_Job_
Render the entries from the line with "- color-number: 2: [199, 154, 209, 173]" to the line with "- tab-label: Letter: [255, 54, 300, 74]", both included, as a Markdown table with the columns No. and Line, leaving out any blank lines.

_Dataset_
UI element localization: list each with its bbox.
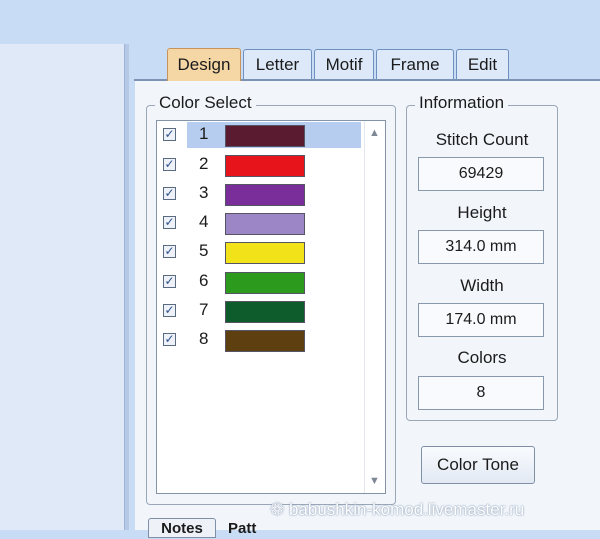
- color-number: 2: [199, 154, 209, 173]
- color-select-legend: Color Select: [155, 93, 256, 113]
- height-value: 314.0 mm: [418, 230, 544, 264]
- height-label: Height: [457, 203, 507, 222]
- color-list[interactable]: ✓ 1 ✓ 2 ✓ 3 ✓ 4 ✓ 5 ✓ 6 ✓ 7 ✓ 8 ▲ ▼: [156, 120, 386, 494]
- color-swatch[interactable]: [225, 184, 305, 206]
- color-number: 8: [199, 329, 209, 348]
- color-number: 5: [199, 241, 209, 260]
- tab-label: Letter: [255, 54, 300, 74]
- color-swatch[interactable]: [225, 213, 305, 235]
- color-checkbox[interactable]: ✓: [163, 275, 176, 288]
- list-item[interactable]: ✓ 3: [157, 181, 367, 207]
- color-checkbox[interactable]: ✓: [163, 187, 176, 200]
- color-number: 6: [199, 271, 209, 290]
- list-item[interactable]: ✓ 4: [157, 210, 367, 236]
- list-item[interactable]: ✓ 1: [157, 122, 367, 148]
- color-swatch[interactable]: [225, 125, 305, 147]
- width-value: 174.0 mm: [418, 303, 544, 337]
- color-checkbox[interactable]: ✓: [163, 216, 176, 229]
- tab-frame[interactable]: Frame: [376, 49, 454, 79]
- tab-label: Design: [177, 55, 231, 74]
- tab-label: Edit: [467, 54, 498, 74]
- colors-label: Colors: [457, 348, 507, 367]
- color-checkbox[interactable]: ✓: [163, 333, 176, 346]
- tab-label: Frame: [390, 54, 440, 74]
- list-item[interactable]: ✓ 2: [157, 152, 367, 178]
- list-item[interactable]: ✓ 6: [157, 269, 367, 295]
- scroll-up-icon[interactable]: ▲: [369, 127, 380, 139]
- colors-value: 8: [418, 376, 544, 410]
- color-tone-label: Color Tone: [437, 455, 519, 474]
- color-swatch[interactable]: [225, 242, 305, 264]
- tab-motif[interactable]: Motif: [314, 49, 374, 79]
- color-swatch[interactable]: [225, 330, 305, 352]
- color-number: 7: [199, 300, 209, 319]
- notes-button[interactable]: Notes: [148, 518, 216, 538]
- color-checkbox[interactable]: ✓: [163, 158, 176, 171]
- partial-button-label[interactable]: Patt: [228, 520, 256, 537]
- color-checkbox[interactable]: ✓: [163, 304, 176, 317]
- width-label: Width: [460, 276, 504, 295]
- color-number: 4: [199, 212, 209, 231]
- color-checkbox[interactable]: ✓: [163, 245, 176, 258]
- color-number: 3: [199, 183, 209, 202]
- color-swatch[interactable]: [225, 301, 305, 323]
- information-legend: Information: [415, 93, 509, 113]
- list-item[interactable]: ✓ 8: [157, 327, 367, 353]
- color-swatch[interactable]: [225, 272, 305, 294]
- list-item[interactable]: ✓ 5: [157, 239, 367, 265]
- color-number: 1: [199, 124, 209, 143]
- stitch-count-value: 69429: [418, 157, 544, 191]
- color-swatch[interactable]: [225, 155, 305, 177]
- vertical-scrollbar[interactable]: ▲ ▼: [364, 121, 385, 493]
- left-panel: [0, 44, 129, 530]
- tab-letter[interactable]: Letter: [243, 49, 312, 79]
- list-item[interactable]: ✓ 7: [157, 298, 367, 324]
- tab-label: Motif: [325, 54, 363, 74]
- watermark-text: ❁ babushkin-komod.livemaster.ru: [270, 500, 525, 519]
- splitter[interactable]: [125, 44, 129, 530]
- scroll-down-icon[interactable]: ▼: [369, 475, 380, 487]
- tab-design[interactable]: Design: [167, 48, 241, 81]
- stitch-count-label: Stitch Count: [435, 130, 529, 149]
- tab-edit[interactable]: Edit: [456, 49, 509, 79]
- color-tone-button[interactable]: Color Tone: [421, 446, 535, 484]
- color-checkbox[interactable]: ✓: [163, 128, 176, 141]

_The reply_
| No. | Line |
|---|---|
| 1 | - color-number: 2: [199, 154, 209, 173] |
| 2 | - color-select-legend: Color Select: [155, 93, 256, 113] |
| 3 | - height-value: 314.0 mm: [418, 230, 544, 264] |
| 4 | - height-label: Height: [457, 203, 507, 222] |
| 5 | - color-list[interactable]: ✓ 1 ✓ 2 ✓ 3 ✓ 4 ✓ 5 ✓ 6 ✓ 7 ✓ 8 ▲ ▼: [156, 120, 386, 494] |
| 6 | - color-swatch[interactable]: [225, 184, 305, 206] |
| 7 | - color-number: 8: [199, 329, 209, 348] |
| 8 | - color-number: 5: [199, 241, 209, 260] |
| 9 | - tab-label: Letter: [255, 54, 300, 74] |